--- Recorded data ---
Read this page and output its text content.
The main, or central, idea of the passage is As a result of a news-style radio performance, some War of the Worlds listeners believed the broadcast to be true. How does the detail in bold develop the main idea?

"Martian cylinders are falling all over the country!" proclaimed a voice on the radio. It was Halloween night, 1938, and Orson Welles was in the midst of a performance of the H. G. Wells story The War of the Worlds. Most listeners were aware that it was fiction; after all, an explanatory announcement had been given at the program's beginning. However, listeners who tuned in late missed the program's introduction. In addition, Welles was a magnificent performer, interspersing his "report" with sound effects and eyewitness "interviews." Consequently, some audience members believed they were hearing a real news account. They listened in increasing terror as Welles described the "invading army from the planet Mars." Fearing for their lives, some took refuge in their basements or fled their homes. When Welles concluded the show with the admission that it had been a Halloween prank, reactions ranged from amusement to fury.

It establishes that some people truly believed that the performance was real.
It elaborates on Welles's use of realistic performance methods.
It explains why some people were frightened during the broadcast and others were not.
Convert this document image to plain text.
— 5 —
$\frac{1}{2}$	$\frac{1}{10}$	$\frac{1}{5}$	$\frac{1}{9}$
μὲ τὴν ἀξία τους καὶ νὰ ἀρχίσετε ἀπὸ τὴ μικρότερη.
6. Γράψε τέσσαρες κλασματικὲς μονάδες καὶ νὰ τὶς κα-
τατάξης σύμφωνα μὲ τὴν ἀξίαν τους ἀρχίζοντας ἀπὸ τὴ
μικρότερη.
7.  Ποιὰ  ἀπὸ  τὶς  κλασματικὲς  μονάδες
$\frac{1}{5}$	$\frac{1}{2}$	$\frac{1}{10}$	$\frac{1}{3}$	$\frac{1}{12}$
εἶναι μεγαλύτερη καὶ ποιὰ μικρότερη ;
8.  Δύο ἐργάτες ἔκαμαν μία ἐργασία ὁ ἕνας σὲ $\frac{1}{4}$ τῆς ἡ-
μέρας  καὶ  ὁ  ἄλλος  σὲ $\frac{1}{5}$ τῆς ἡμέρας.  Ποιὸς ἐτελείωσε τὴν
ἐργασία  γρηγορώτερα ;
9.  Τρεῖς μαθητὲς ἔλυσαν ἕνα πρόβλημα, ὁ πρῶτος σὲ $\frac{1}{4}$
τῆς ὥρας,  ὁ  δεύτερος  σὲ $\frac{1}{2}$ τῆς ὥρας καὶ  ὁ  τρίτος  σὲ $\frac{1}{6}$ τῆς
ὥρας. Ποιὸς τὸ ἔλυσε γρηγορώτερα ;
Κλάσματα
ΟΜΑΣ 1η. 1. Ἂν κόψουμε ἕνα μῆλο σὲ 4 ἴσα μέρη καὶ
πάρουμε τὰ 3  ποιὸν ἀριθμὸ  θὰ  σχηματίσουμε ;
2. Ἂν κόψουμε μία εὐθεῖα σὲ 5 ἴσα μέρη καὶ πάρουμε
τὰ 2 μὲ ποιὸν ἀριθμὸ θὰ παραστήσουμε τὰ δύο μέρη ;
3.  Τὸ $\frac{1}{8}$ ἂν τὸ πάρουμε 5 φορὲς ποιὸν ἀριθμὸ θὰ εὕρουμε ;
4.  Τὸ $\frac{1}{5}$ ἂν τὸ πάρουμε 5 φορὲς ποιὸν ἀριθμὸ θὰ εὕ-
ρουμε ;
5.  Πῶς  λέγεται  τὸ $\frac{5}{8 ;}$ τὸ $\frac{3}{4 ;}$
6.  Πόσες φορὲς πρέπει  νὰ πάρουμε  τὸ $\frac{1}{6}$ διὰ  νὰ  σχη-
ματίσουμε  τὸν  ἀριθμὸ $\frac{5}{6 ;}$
---
Within the listing above, find every line containing the string "πάρουμε" and return it.

πάρουμε τὰ 3  ποιὸν ἀριθμὸ  θὰ  σχηματίσουμε ;
2. Ἂν κόψουμε μία εὐθεῖα σὲ 5 ἴσα μέρη καὶ πάρουμε
3.  Τὸ $\frac{1}{8}$ ἂν τὸ πάρουμε 5 φορὲς ποιὸν ἀριθμὸ θὰ εὕρουμε ;
4.  Τὸ $\frac{1}{5}$ ἂν τὸ πάρουμε 5 φορὲς ποιὸν ἀριθμὸ θὰ εὕ-
6.  Πόσες φορὲς πρέπει  νὰ πάρουμε  τὸ $\frac{1}{6}$ διὰ  νὰ  σχη-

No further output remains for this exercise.